Data entries for graphics

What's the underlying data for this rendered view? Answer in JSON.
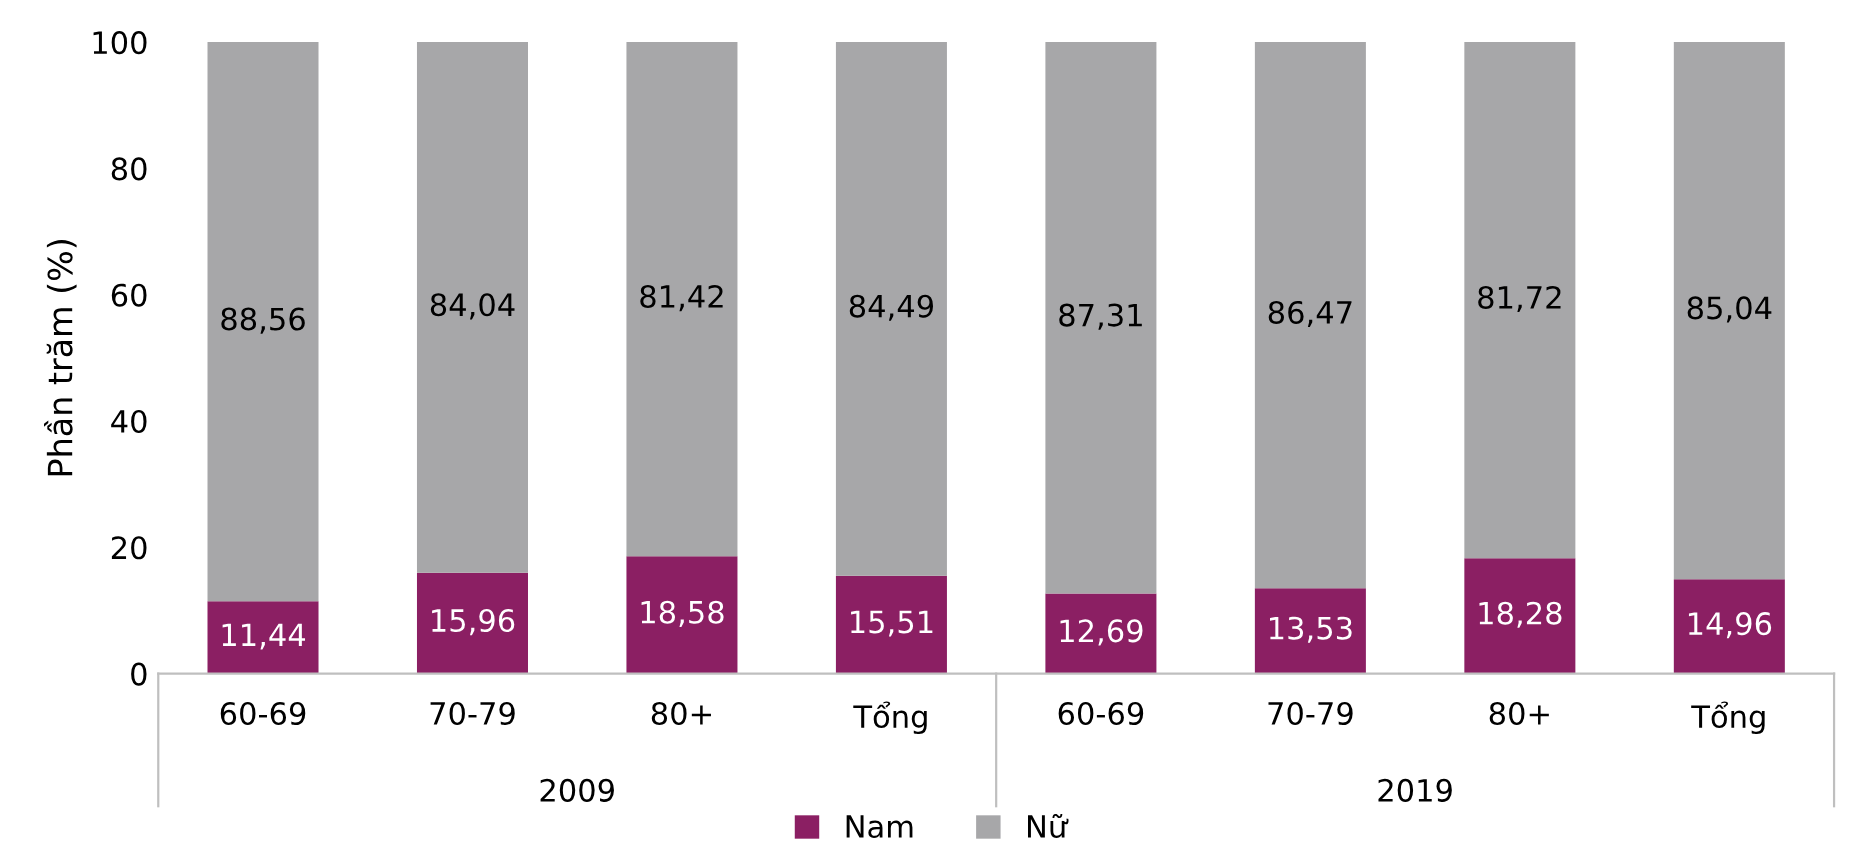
{
  "chart_data": {
    "type": "bar",
    "stacked": true,
    "ylabel": "Phần trăm (%)",
    "categories": [
      "60-69",
      "70-79",
      "80+",
      "Tổng",
      "60-69",
      "70-79",
      "80+",
      "Tổng"
    ],
    "series": [
      {
        "name": "Nam",
        "color": "#8b1f63",
        "values": [
          11.44,
          15.96,
          18.58,
          15.51,
          12.69,
          13.53,
          18.28,
          14.96
        ],
        "value_labels": [
          "11,44",
          "15,96",
          "18,58",
          "15,51",
          "12,69",
          "13,53",
          "18,28",
          "14,96"
        ]
      },
      {
        "name": "Nữ",
        "color": "#a7a7a9",
        "values": [
          88.56,
          84.04,
          81.42,
          84.49,
          87.31,
          86.47,
          81.72,
          85.04
        ],
        "value_labels": [
          "88,56",
          "84,04",
          "81,42",
          "84,49",
          "87,31",
          "86,47",
          "81,72",
          "85,04"
        ]
      }
    ],
    "annotations": [
      "2009",
      "2019"
    ],
    "ylim": [
      0,
      100
    ],
    "yticks": [
      0,
      20,
      40,
      60,
      80,
      100
    ],
    "grid": false,
    "legend": "bottom"
  }
}
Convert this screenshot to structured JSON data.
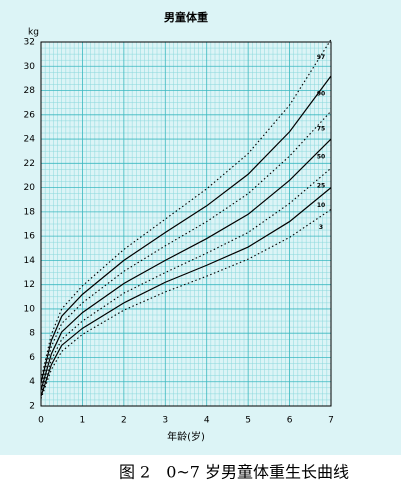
{
  "chart_data": {
    "type": "line",
    "title": "男童体重",
    "y_label": "kg",
    "x_label": "年龄(岁)",
    "caption": "图 2　0~7 岁男童体重生长曲线",
    "x": [
      0,
      0.25,
      0.5,
      1,
      2,
      3,
      4,
      5,
      6,
      7
    ],
    "series": [
      {
        "name": "97",
        "color": "#000000",
        "style": "dotted",
        "values": [
          4.2,
          7.9,
          10.0,
          11.9,
          14.9,
          17.4,
          19.9,
          22.8,
          26.8,
          32.2
        ]
      },
      {
        "name": "90",
        "color": "#000000",
        "style": "solid",
        "values": [
          3.9,
          7.4,
          9.4,
          11.2,
          14.0,
          16.3,
          18.5,
          21.1,
          24.6,
          29.2
        ]
      },
      {
        "name": "75",
        "color": "#000000",
        "style": "dotted",
        "values": [
          3.6,
          6.9,
          8.8,
          10.5,
          13.1,
          15.2,
          17.2,
          19.5,
          22.6,
          26.3
        ]
      },
      {
        "name": "50",
        "color": "#000000",
        "style": "solid",
        "values": [
          3.3,
          6.3,
          8.1,
          9.7,
          12.1,
          14.0,
          15.8,
          17.8,
          20.6,
          24.0
        ]
      },
      {
        "name": "25",
        "color": "#000000",
        "style": "dotted",
        "values": [
          3.0,
          5.8,
          7.5,
          9.0,
          11.3,
          13.0,
          14.6,
          16.3,
          18.7,
          21.6
        ]
      },
      {
        "name": "10",
        "color": "#000000",
        "style": "solid",
        "values": [
          2.8,
          5.4,
          7.0,
          8.4,
          10.5,
          12.2,
          13.6,
          15.1,
          17.2,
          20.0
        ]
      },
      {
        "name": "3",
        "color": "#000000",
        "style": "dotted",
        "values": [
          2.6,
          5.0,
          6.5,
          7.9,
          9.9,
          11.4,
          12.7,
          14.1,
          15.9,
          18.2
        ]
      }
    ],
    "xlim": [
      0,
      7
    ],
    "xticks": [
      0,
      1,
      2,
      3,
      4,
      5,
      6,
      7
    ],
    "ylim": [
      2,
      32
    ],
    "yticks": [
      2,
      4,
      6,
      8,
      10,
      12,
      14,
      16,
      18,
      20,
      22,
      24,
      26,
      28,
      30,
      32
    ],
    "grid": true,
    "minor_grid": true
  }
}
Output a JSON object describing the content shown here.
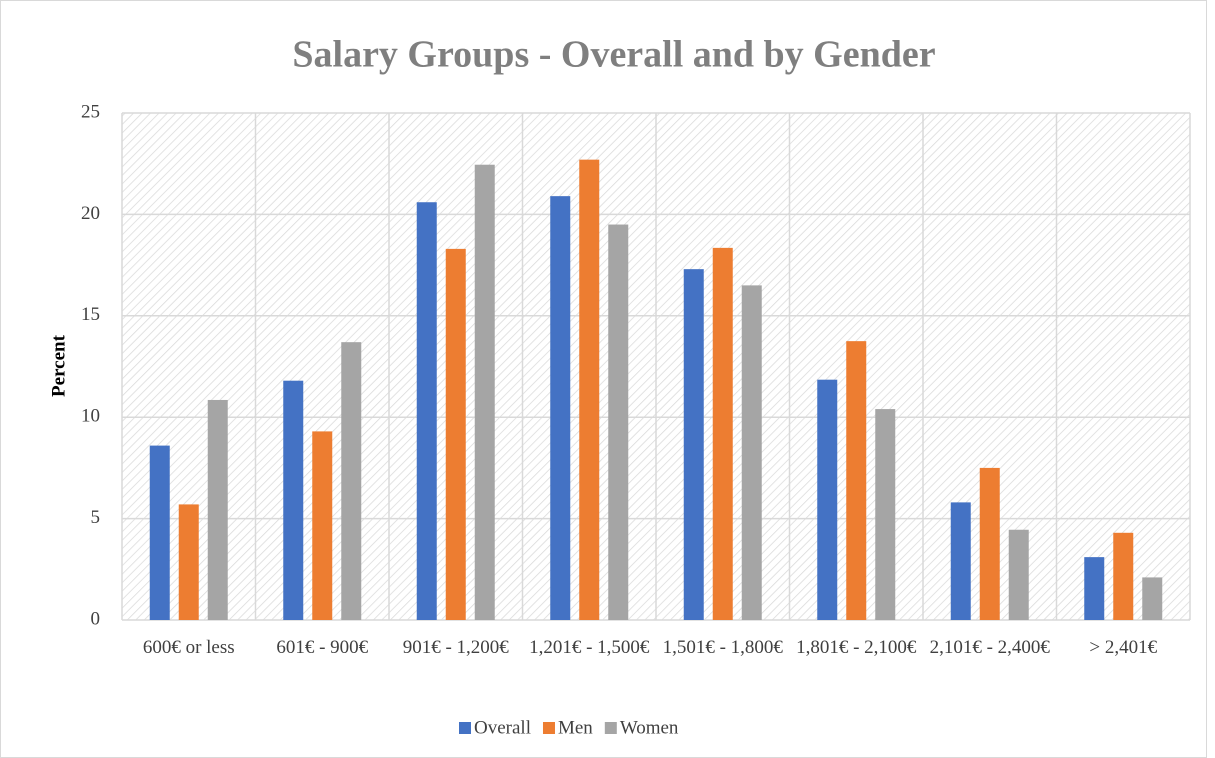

» **Problem to solve**:
Output a single number: how many lines contain the word "this".

» **Worked answer**:
2